(Visual layout annotation data)

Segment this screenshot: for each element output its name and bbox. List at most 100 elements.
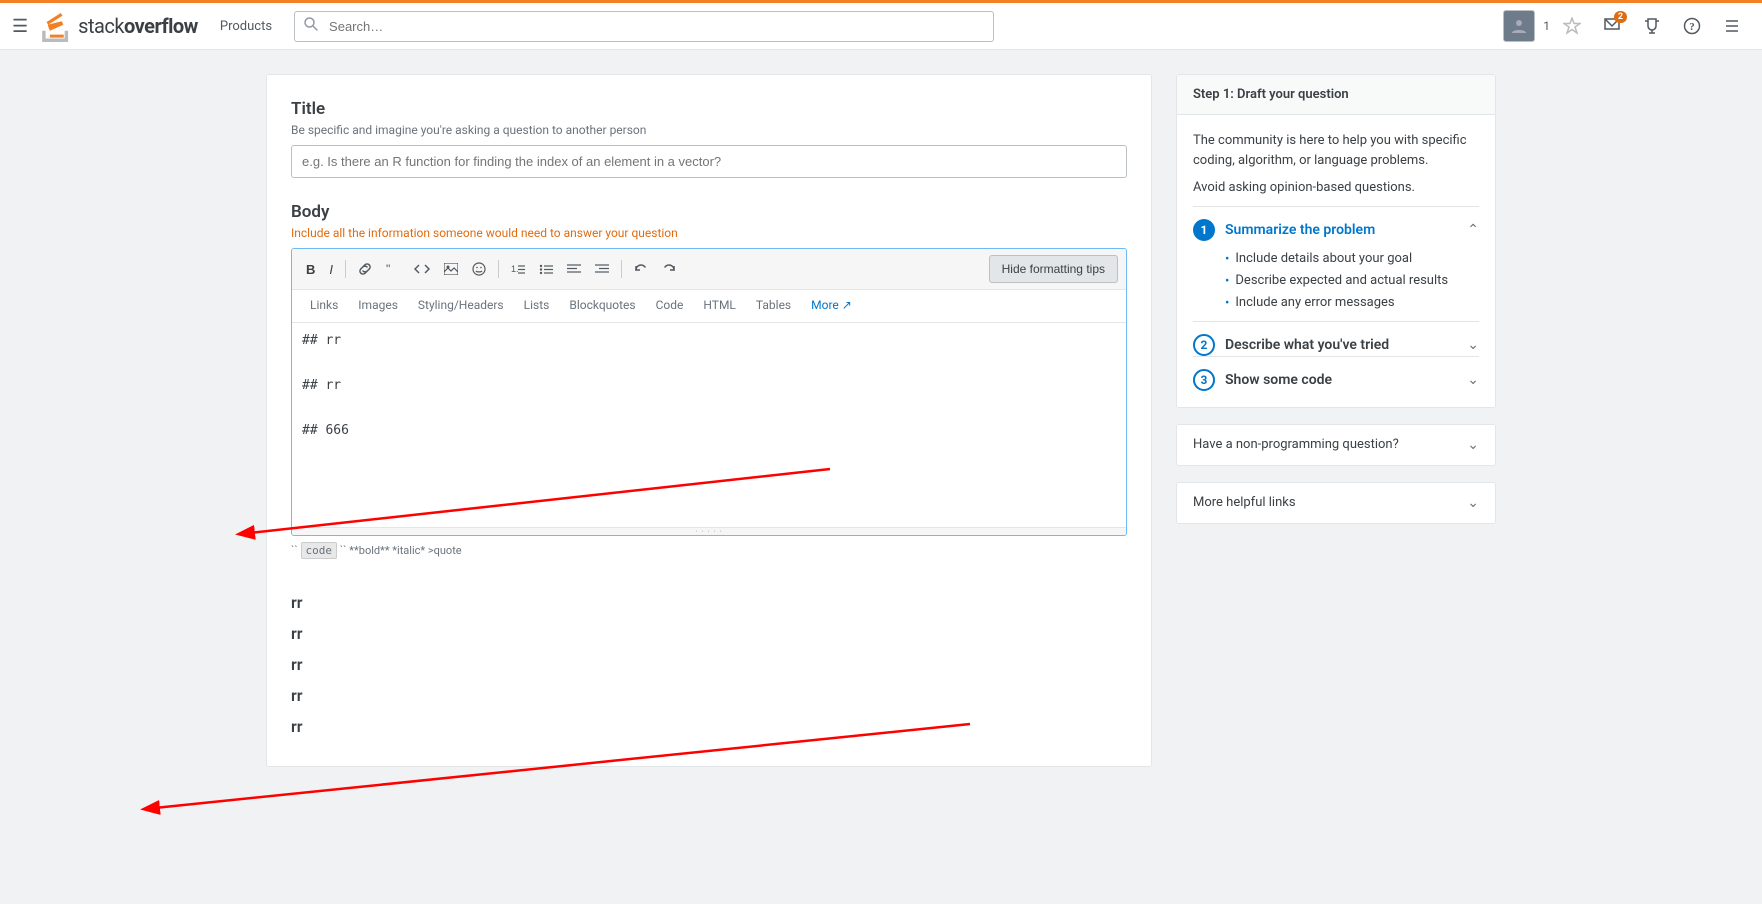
preview-content: rr rr rr rr rr — [291, 573, 1127, 736]
search-icon — [304, 17, 318, 35]
summarize-chevron-up: ⌃ — [1467, 222, 1479, 238]
resize-dots: · · · · · — [695, 527, 722, 536]
navbar: ☰ stackoverflow Products 1 — [0, 0, 1762, 50]
summarize-bullets: Include details about your goal Describe… — [1193, 241, 1479, 321]
svg-text:1.: 1. — [511, 264, 519, 274]
helpful-links-chevron: ⌄ — [1467, 495, 1479, 511]
editor-container: B I " — [291, 248, 1127, 536]
svg-text:": " — [386, 263, 390, 275]
describe-header[interactable]: 2 Describe what you've tried ⌄ — [1193, 334, 1479, 356]
code-button[interactable] — [408, 258, 436, 280]
show-code-chevron-down: ⌄ — [1467, 372, 1479, 388]
editor-resize-handle[interactable]: · · · · · — [292, 527, 1126, 535]
summarize-section: 1 Summarize the problem ⌃ Include detail… — [1193, 206, 1479, 321]
title-label: Title — [291, 99, 1127, 119]
preview-heading-4: rr — [291, 686, 1127, 705]
editor-textarea[interactable]: ## rr ## rr ## 666 — [292, 323, 1126, 523]
user-rep: 1 — [1543, 19, 1550, 33]
align-right-button[interactable] — [589, 259, 615, 279]
body-hint: Include all the information someone woul… — [291, 226, 1127, 240]
tab-lists[interactable]: Lists — [514, 290, 560, 322]
products-link[interactable]: Products — [214, 15, 278, 38]
step1-header: Step 1: Draft your question — [1177, 75, 1495, 115]
trophy-button[interactable] — [1634, 8, 1670, 44]
code-hint: code — [301, 542, 338, 559]
non-prog-header[interactable]: Have a non-programming question? ⌄ — [1177, 425, 1495, 465]
summarize-header[interactable]: 1 Summarize the problem ⌃ — [1193, 219, 1479, 241]
undo-button[interactable] — [628, 258, 654, 280]
ordered-list-button[interactable]: 1. — [505, 259, 531, 279]
markdown-hint: `` code `` **bold** *italic* >quote — [291, 544, 1127, 557]
step2-number: 2 — [1193, 334, 1215, 356]
tab-images[interactable]: Images — [348, 290, 408, 322]
preview-heading-5: rr — [291, 717, 1127, 736]
blockquote-button[interactable]: " — [380, 259, 406, 279]
emoji-button[interactable] — [466, 258, 492, 280]
show-code-header[interactable]: 3 Show some code ⌄ — [1193, 369, 1479, 391]
toolbar-separator-3 — [621, 260, 622, 278]
redo-button[interactable] — [656, 258, 682, 280]
editor-toolbar: B I " — [292, 249, 1126, 290]
help-button[interactable]: ? — [1674, 8, 1710, 44]
preview-heading-2: rr — [291, 624, 1127, 643]
achievements-button[interactable] — [1554, 8, 1590, 44]
editor-tabs: Links Images Styling/Headers Lists Block… — [292, 290, 1126, 323]
bullet-2: Describe expected and actual results — [1225, 273, 1479, 289]
helpful-links-label: More helpful links — [1193, 495, 1296, 510]
align-left-button[interactable] — [561, 259, 587, 279]
helpful-links-header[interactable]: More helpful links ⌄ — [1177, 483, 1495, 523]
inbox-button[interactable]: 2 — [1594, 8, 1630, 44]
step1-card: Step 1: Draft your question The communit… — [1176, 74, 1496, 408]
site-logo[interactable]: stackoverflow — [40, 10, 198, 42]
logo-icon — [40, 10, 72, 42]
title-input[interactable] — [291, 145, 1127, 178]
tab-blockquotes[interactable]: Blockquotes — [559, 290, 645, 322]
logo-text: stackoverflow — [78, 14, 198, 38]
main-content: Title Be specific and imagine you're ask… — [250, 50, 1512, 791]
step1-desc1: The community is here to help you with s… — [1193, 131, 1479, 170]
show-code-title: Show some code — [1225, 372, 1332, 388]
sidebar: Step 1: Draft your question The communit… — [1176, 74, 1496, 767]
search-container — [294, 11, 994, 42]
body-label: Body — [291, 202, 1127, 222]
tab-more[interactable]: More ↗ — [801, 290, 862, 322]
step1-desc2: Avoid asking opinion-based questions. — [1193, 178, 1479, 198]
toolbar-separator-1 — [345, 260, 346, 278]
helpful-links-card: More helpful links ⌄ — [1176, 482, 1496, 524]
stack-exchange-button[interactable] — [1714, 8, 1750, 44]
tab-html[interactable]: HTML — [693, 290, 746, 322]
show-code-section: 3 Show some code ⌄ — [1193, 356, 1479, 391]
tab-code[interactable]: Code — [646, 290, 694, 322]
tab-styling-headers[interactable]: Styling/Headers — [408, 290, 514, 322]
tab-links[interactable]: Links — [300, 290, 348, 322]
image-button[interactable] — [438, 259, 464, 279]
link-button[interactable] — [352, 258, 378, 280]
user-avatar[interactable] — [1503, 10, 1535, 42]
step1-number: 1 — [1193, 219, 1215, 241]
bold-button[interactable]: B — [300, 258, 321, 281]
bullet-1: Include details about your goal — [1225, 251, 1479, 267]
step1-body: The community is here to help you with s… — [1177, 115, 1495, 407]
bullet-3: Include any error messages — [1225, 295, 1479, 311]
preview-heading-1: rr — [291, 593, 1127, 612]
inbox-badge: 2 — [1614, 11, 1627, 23]
title-hint: Be specific and imagine you're asking a … — [291, 123, 1127, 137]
body-section: Body Include all the information someone… — [291, 202, 1127, 557]
non-prog-label: Have a non-programming question? — [1193, 437, 1399, 452]
unordered-list-button[interactable] — [533, 259, 559, 279]
question-form: Title Be specific and imagine you're ask… — [266, 74, 1152, 767]
svg-text:?: ? — [1689, 21, 1695, 33]
describe-section: 2 Describe what you've tried ⌄ — [1193, 321, 1479, 356]
describe-title: Describe what you've tried — [1225, 337, 1389, 353]
hide-formatting-tips-button[interactable]: Hide formatting tips — [989, 255, 1118, 283]
non-prog-card: Have a non-programming question? ⌄ — [1176, 424, 1496, 466]
tab-tables[interactable]: Tables — [746, 290, 801, 322]
search-input[interactable] — [294, 11, 994, 42]
summarize-title: Summarize the problem — [1225, 222, 1375, 238]
step3-number: 3 — [1193, 369, 1215, 391]
describe-chevron-down: ⌄ — [1467, 337, 1479, 353]
preview-heading-3: rr — [291, 655, 1127, 674]
toolbar-separator-2 — [498, 260, 499, 278]
italic-button[interactable]: I — [323, 258, 339, 281]
hamburger-menu-button[interactable]: ☰ — [12, 16, 28, 37]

→ **What needs to be done**
Convert the lines of the data above into a numbered list, dropping any blank lines. Leave the pictures out of your answer.

→ **Exercise solution**
1. Segment this screenshot: for each element output its name and bbox. List at most 100 elements.
2. preview-content: rr rr rr rr rr — [291, 573, 1127, 736]
3. search-icon — [304, 17, 318, 35]
4. summarize-chevron-up: ⌃ — [1467, 222, 1479, 238]
5. resize-dots: · · · · · — [695, 527, 722, 536]
6. navbar: ☰ stackoverflow Products 1 — [0, 0, 1762, 50]
7. summarize-bullets: Include details about your goal Describe… — [1193, 241, 1479, 321]
8. svg-text:1.: 1. — [511, 264, 519, 274]
9. helpful-links-chevron: ⌄ — [1467, 495, 1479, 511]
10. editor-container: B I " — [291, 248, 1127, 536]
11. svg-text:": " — [386, 263, 390, 275]
12. describe-header[interactable]: 2 Describe what you've tried ⌄ — [1193, 334, 1479, 356]
13. code-button[interactable] — [408, 258, 436, 280]
14. show-code-chevron-down: ⌄ — [1467, 372, 1479, 388]
15. editor-resize-handle[interactable]: · · · · · — [292, 527, 1126, 535]
16. summarize-section: 1 Summarize the problem ⌃ Include detail… — [1193, 206, 1479, 321]
17. title-label: Title — [291, 99, 1127, 119]
18. preview-heading-4: rr — [291, 686, 1127, 705]
19. editor-textarea[interactable]: ## rr ## rr ## 666 — [292, 323, 1126, 523]
20. user-rep: 1 — [1543, 19, 1550, 33]
21. align-right-button[interactable] — [589, 259, 615, 279]
22. body-hint: Include all the information someone woul… — [291, 226, 1127, 240]
23. tab-lists[interactable]: Lists — [514, 290, 560, 322]
24. products-link[interactable]: Products — [214, 15, 278, 38]
25. step1-header: Step 1: Draft your question — [1177, 75, 1495, 115]
26. trophy-button[interactable] — [1634, 8, 1670, 44]
27. code-hint: code — [301, 542, 338, 559]
28. non-prog-header[interactable]: Have a non-programming question? ⌄ — [1177, 425, 1495, 465]
29. summarize-header[interactable]: 1 Summarize the problem ⌃ — [1193, 219, 1479, 241]
30. undo-button[interactable] — [628, 258, 654, 280]
31. ordered-list-button[interactable]: 1. — [505, 259, 531, 279]
32. markdown-hint: `` code `` **bold** *italic* >quote — [291, 544, 1127, 557]
33. step2-number: 2 — [1193, 334, 1215, 356]
34. tab-images[interactable]: Images — [348, 290, 408, 322]
35. preview-heading-5: rr — [291, 717, 1127, 736]
36. blockquote-button[interactable]: " — [380, 259, 406, 279]
37. emoji-button[interactable] — [466, 258, 492, 280]
38. show-code-header[interactable]: 3 Show some code ⌄ — [1193, 369, 1479, 391]
39. toolbar-separator-3 — [621, 260, 622, 278]
40. redo-button[interactable] — [656, 258, 682, 280]
41. editor-toolbar: B I " — [292, 249, 1126, 290]
42. help-button[interactable]: ? — [1674, 8, 1710, 44]
43. preview-heading-2: rr — [291, 624, 1127, 643]
44. achievements-button[interactable] — [1554, 8, 1590, 44]
45. editor-tabs: Links Images Styling/Headers Lists Block… — [292, 290, 1126, 323]
46. bullet-2: Describe expected and actual results — [1225, 273, 1479, 289]
47. helpful-links-label: More helpful links — [1193, 495, 1296, 510]
48. align-left-button[interactable] — [561, 259, 587, 279]
49. helpful-links-header[interactable]: More helpful links ⌄ — [1177, 483, 1495, 523]
50. inbox-button[interactable]: 2 — [1594, 8, 1630, 44]
51. step1-card: Step 1: Draft your question The communit… — [1176, 74, 1496, 408]
52. site-logo[interactable]: stackoverflow — [40, 10, 198, 42]
53. logo-icon — [40, 10, 72, 42]
54. title-input[interactable] — [291, 145, 1127, 178]
55. tab-blockquotes[interactable]: Blockquotes — [559, 290, 645, 322]
56. logo-text: stackoverflow — [78, 14, 198, 38]
57. main-content: Title Be specific and imagine you're ask… — [250, 50, 1512, 791]
58. step1-desc1: The community is here to help you with s… — [1193, 131, 1479, 170]
59. show-code-title: Show some code — [1225, 372, 1332, 388]
60. sidebar: Step 1: Draft your question The communit… — [1176, 74, 1496, 767]
61. search-container — [294, 11, 994, 42]
62. body-label: Body — [291, 202, 1127, 222]
63. tab-more[interactable]: More ↗ — [801, 290, 862, 322]
64. step1-desc2: Avoid asking opinion-based questions. — [1193, 178, 1479, 198]
65. toolbar-separator-1 — [345, 260, 346, 278]
66. helpful-links-card: More helpful links ⌄ — [1176, 482, 1496, 524]
67. stack-exchange-button[interactable] — [1714, 8, 1750, 44]
68. tab-html[interactable]: HTML — [693, 290, 746, 322]
69. show-code-section: 3 Show some code ⌄ — [1193, 356, 1479, 391]
70. tab-code[interactable]: Code — [646, 290, 694, 322]
71. tab-styling-headers[interactable]: Styling/Headers — [408, 290, 514, 322]
72. tab-links[interactable]: Links — [300, 290, 348, 322]
73. image-button[interactable] — [438, 259, 464, 279]
74. link-button[interactable] — [352, 258, 378, 280]
75. user-avatar[interactable] — [1503, 10, 1535, 42]
76. step1-number: 1 — [1193, 219, 1215, 241]
77. bold-button[interactable]: B — [300, 258, 321, 281]
78. bullet-1: Include details about your goal — [1225, 251, 1479, 267]
79. step1-body: The community is here to help you with s… — [1177, 115, 1495, 407]
80. bullet-3: Include any error messages — [1225, 295, 1479, 311]
81. preview-heading-1: rr — [291, 593, 1127, 612]
82. inbox-badge: 2 — [1614, 11, 1627, 23]
83. title-hint: Be specific and imagine you're asking a … — [291, 123, 1127, 137]
84. body-section: Body Include all the information someone… — [291, 202, 1127, 557]
85. non-prog-label: Have a non-programming question? — [1193, 437, 1399, 452]
86. unordered-list-button[interactable] — [533, 259, 559, 279]
87. question-form: Title Be specific and imagine you're ask… — [266, 74, 1152, 767]
88. svg-text:?: ? — [1689, 21, 1695, 33]
89. describe-section: 2 Describe what you've tried ⌄ — [1193, 321, 1479, 356]
90. describe-title: Describe what you've tried — [1225, 337, 1389, 353]
91. hide-formatting-tips-button[interactable]: Hide formatting tips — [989, 255, 1118, 283]
92. non-prog-card: Have a non-programming question? ⌄ — [1176, 424, 1496, 466]
93. tab-tables[interactable]: Tables — [746, 290, 801, 322]
94. search-input[interactable] — [294, 11, 994, 42]
95. summarize-title: Summarize the problem — [1225, 222, 1375, 238]
96. step3-number: 3 — [1193, 369, 1215, 391]
97. describe-chevron-down: ⌄ — [1467, 337, 1479, 353]
98. preview-heading-3: rr — [291, 655, 1127, 674]
99. toolbar-separator-2 — [498, 260, 499, 278]
100. italic-button[interactable]: I — [323, 258, 339, 281]
101. hamburger-menu-button[interactable]: ☰ — [12, 16, 28, 37]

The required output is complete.